Task input →
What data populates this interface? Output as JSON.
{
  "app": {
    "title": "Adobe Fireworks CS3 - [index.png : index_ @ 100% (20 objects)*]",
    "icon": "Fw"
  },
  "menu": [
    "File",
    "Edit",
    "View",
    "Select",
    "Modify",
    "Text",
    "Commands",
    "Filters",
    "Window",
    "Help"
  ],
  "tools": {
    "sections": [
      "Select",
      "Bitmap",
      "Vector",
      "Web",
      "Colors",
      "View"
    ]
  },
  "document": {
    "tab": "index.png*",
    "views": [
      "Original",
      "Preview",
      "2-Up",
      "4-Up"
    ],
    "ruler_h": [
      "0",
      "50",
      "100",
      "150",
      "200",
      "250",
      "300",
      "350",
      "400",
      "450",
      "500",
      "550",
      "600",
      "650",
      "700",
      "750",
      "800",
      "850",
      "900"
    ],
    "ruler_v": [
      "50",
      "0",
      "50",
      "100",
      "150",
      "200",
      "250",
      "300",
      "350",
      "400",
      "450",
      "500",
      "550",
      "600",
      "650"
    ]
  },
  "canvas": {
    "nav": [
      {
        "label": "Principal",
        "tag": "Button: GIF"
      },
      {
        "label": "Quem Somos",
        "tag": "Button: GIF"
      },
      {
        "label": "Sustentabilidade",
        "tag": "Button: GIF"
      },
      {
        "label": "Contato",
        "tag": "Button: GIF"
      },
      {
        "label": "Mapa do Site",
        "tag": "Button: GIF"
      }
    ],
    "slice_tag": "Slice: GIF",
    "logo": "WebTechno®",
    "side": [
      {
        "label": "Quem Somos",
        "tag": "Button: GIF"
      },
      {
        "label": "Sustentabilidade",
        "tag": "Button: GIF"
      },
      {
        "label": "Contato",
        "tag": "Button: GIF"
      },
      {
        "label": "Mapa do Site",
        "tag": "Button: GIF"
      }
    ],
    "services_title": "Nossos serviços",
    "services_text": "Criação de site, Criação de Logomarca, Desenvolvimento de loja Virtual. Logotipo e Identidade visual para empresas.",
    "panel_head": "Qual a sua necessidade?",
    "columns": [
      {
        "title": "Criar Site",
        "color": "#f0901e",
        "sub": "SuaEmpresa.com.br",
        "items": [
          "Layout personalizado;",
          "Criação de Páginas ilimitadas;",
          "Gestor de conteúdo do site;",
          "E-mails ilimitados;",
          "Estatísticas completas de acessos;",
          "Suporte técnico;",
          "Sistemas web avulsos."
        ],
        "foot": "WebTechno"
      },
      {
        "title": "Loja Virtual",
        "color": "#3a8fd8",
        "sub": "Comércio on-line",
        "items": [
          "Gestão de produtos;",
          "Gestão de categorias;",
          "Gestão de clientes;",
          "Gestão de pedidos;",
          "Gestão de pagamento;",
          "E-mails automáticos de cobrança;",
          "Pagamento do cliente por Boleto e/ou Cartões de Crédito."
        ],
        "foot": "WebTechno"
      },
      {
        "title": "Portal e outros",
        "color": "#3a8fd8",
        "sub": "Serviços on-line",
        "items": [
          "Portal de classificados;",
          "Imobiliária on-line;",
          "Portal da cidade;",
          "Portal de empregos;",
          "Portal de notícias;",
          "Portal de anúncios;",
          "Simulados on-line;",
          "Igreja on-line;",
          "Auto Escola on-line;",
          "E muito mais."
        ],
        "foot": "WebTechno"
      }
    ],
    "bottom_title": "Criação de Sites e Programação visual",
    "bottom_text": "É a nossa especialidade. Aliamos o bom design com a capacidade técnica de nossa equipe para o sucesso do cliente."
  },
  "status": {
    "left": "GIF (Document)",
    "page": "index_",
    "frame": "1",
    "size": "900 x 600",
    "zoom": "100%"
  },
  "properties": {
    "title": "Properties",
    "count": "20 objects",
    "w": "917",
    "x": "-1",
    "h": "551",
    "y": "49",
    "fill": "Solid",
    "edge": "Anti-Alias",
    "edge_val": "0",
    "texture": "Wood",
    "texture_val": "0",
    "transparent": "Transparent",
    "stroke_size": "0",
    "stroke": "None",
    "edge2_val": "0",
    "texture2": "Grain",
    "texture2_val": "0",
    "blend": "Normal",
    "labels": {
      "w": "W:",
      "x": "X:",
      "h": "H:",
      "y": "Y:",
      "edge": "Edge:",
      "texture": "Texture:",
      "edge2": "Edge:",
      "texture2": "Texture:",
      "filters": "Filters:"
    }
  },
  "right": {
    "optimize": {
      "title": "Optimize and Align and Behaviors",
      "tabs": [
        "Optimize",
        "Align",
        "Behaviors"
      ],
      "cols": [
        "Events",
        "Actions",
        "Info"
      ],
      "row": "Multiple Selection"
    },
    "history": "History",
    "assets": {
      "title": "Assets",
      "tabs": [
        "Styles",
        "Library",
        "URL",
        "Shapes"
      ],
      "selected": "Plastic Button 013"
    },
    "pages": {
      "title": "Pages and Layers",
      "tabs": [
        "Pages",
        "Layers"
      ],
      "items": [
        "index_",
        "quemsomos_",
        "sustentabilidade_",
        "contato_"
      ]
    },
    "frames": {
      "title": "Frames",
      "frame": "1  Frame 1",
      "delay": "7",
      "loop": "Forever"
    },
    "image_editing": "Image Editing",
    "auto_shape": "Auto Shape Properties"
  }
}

What you should do → Extract all of the data shown above and repeat it verbatim.

Expected answer →
What data populates this interface? Output as JSON.
{
  "app": {
    "title": "Adobe Fireworks CS3 - [index.png : index_ @ 100% (20 objects)*]",
    "icon": "Fw"
  },
  "menu": [
    "File",
    "Edit",
    "View",
    "Select",
    "Modify",
    "Text",
    "Commands",
    "Filters",
    "Window",
    "Help"
  ],
  "tools": {
    "sections": [
      "Select",
      "Bitmap",
      "Vector",
      "Web",
      "Colors",
      "View"
    ]
  },
  "document": {
    "tab": "index.png*",
    "views": [
      "Original",
      "Preview",
      "2-Up",
      "4-Up"
    ],
    "ruler_h": [
      "0",
      "50",
      "100",
      "150",
      "200",
      "250",
      "300",
      "350",
      "400",
      "450",
      "500",
      "550",
      "600",
      "650",
      "700",
      "750",
      "800",
      "850",
      "900"
    ],
    "ruler_v": [
      "50",
      "0",
      "50",
      "100",
      "150",
      "200",
      "250",
      "300",
      "350",
      "400",
      "450",
      "500",
      "550",
      "600",
      "650"
    ]
  },
  "canvas": {
    "nav": [
      {
        "label": "Principal",
        "tag": "Button: GIF"
      },
      {
        "label": "Quem Somos",
        "tag": "Button: GIF"
      },
      {
        "label": "Sustentabilidade",
        "tag": "Button: GIF"
      },
      {
        "label": "Contato",
        "tag": "Button: GIF"
      },
      {
        "label": "Mapa do Site",
        "tag": "Button: GIF"
      }
    ],
    "slice_tag": "Slice: GIF",
    "logo": "WebTechno®",
    "side": [
      {
        "label": "Quem Somos",
        "tag": "Button: GIF"
      },
      {
        "label": "Sustentabilidade",
        "tag": "Button: GIF"
      },
      {
        "label": "Contato",
        "tag": "Button: GIF"
      },
      {
        "label": "Mapa do Site",
        "tag": "Button: GIF"
      }
    ],
    "services_title": "Nossos serviços",
    "services_text": "Criação de site, Criação de Logomarca, Desenvolvimento de loja Virtual. Logotipo e Identidade visual para empresas.",
    "panel_head": "Qual a sua necessidade?",
    "columns": [
      {
        "title": "Criar Site",
        "color": "#f0901e",
        "sub": "SuaEmpresa.com.br",
        "items": [
          "Layout personalizado;",
          "Criação de Páginas ilimitadas;",
          "Gestor de conteúdo do site;",
          "E-mails ilimitados;",
          "Estatísticas completas de acessos;",
          "Suporte técnico;",
          "Sistemas web avulsos."
        ],
        "foot": "WebTechno"
      },
      {
        "title": "Loja Virtual",
        "color": "#3a8fd8",
        "sub": "Comércio on-line",
        "items": [
          "Gestão de produtos;",
          "Gestão de categorias;",
          "Gestão de clientes;",
          "Gestão de pedidos;",
          "Gestão de pagamento;",
          "E-mails automáticos de cobrança;",
          "Pagamento do cliente por Boleto e/ou Cartões de Crédito."
        ],
        "foot": "WebTechno"
      },
      {
        "title": "Portal e outros",
        "color": "#3a8fd8",
        "sub": "Serviços on-line",
        "items": [
          "Portal de classificados;",
          "Imobiliária on-line;",
          "Portal da cidade;",
          "Portal de empregos;",
          "Portal de notícias;",
          "Portal de anúncios;",
          "Simulados on-line;",
          "Igreja on-line;",
          "Auto Escola on-line;",
          "E muito mais."
        ],
        "foot": "WebTechno"
      }
    ],
    "bottom_title": "Criação de Sites e Programação visual",
    "bottom_text": "É a nossa especialidade. Aliamos o bom design com a capacidade técnica de nossa equipe para o sucesso do cliente."
  },
  "status": {
    "left": "GIF (Document)",
    "page": "index_",
    "frame": "1",
    "size": "900 x 600",
    "zoom": "100%"
  },
  "properties": {
    "title": "Properties",
    "count": "20 objects",
    "w": "917",
    "x": "-1",
    "h": "551",
    "y": "49",
    "fill": "Solid",
    "edge": "Anti-Alias",
    "edge_val": "0",
    "texture": "Wood",
    "texture_val": "0",
    "transparent": "Transparent",
    "stroke_size": "0",
    "stroke": "None",
    "edge2_val": "0",
    "texture2": "Grain",
    "texture2_val": "0",
    "blend": "Normal",
    "labels": {
      "w": "W:",
      "x": "X:",
      "h": "H:",
      "y": "Y:",
      "edge": "Edge:",
      "texture": "Texture:",
      "edge2": "Edge:",
      "texture2": "Texture:",
      "filters": "Filters:"
    }
  },
  "right": {
    "optimize": {
      "title": "Optimize and Align and Behaviors",
      "tabs": [
        "Optimize",
        "Align",
        "Behaviors"
      ],
      "cols": [
        "Events",
        "Actions",
        "Info"
      ],
      "row": "Multiple Selection"
    },
    "history": "History",
    "assets": {
      "title": "Assets",
      "tabs": [
        "Styles",
        "Library",
        "URL",
        "Shapes"
      ],
      "selected": "Plastic Button 013"
    },
    "pages": {
      "title": "Pages and Layers",
      "tabs": [
        "Pages",
        "Layers"
      ],
      "items": [
        "index_",
        "quemsomos_",
        "sustentabilidade_",
        "contato_"
      ]
    },
    "frames": {
      "title": "Frames",
      "frame": "1  Frame 1",
      "delay": "7",
      "loop": "Forever"
    },
    "image_editing": "Image Editing",
    "auto_shape": "Auto Shape Properties"
  }
}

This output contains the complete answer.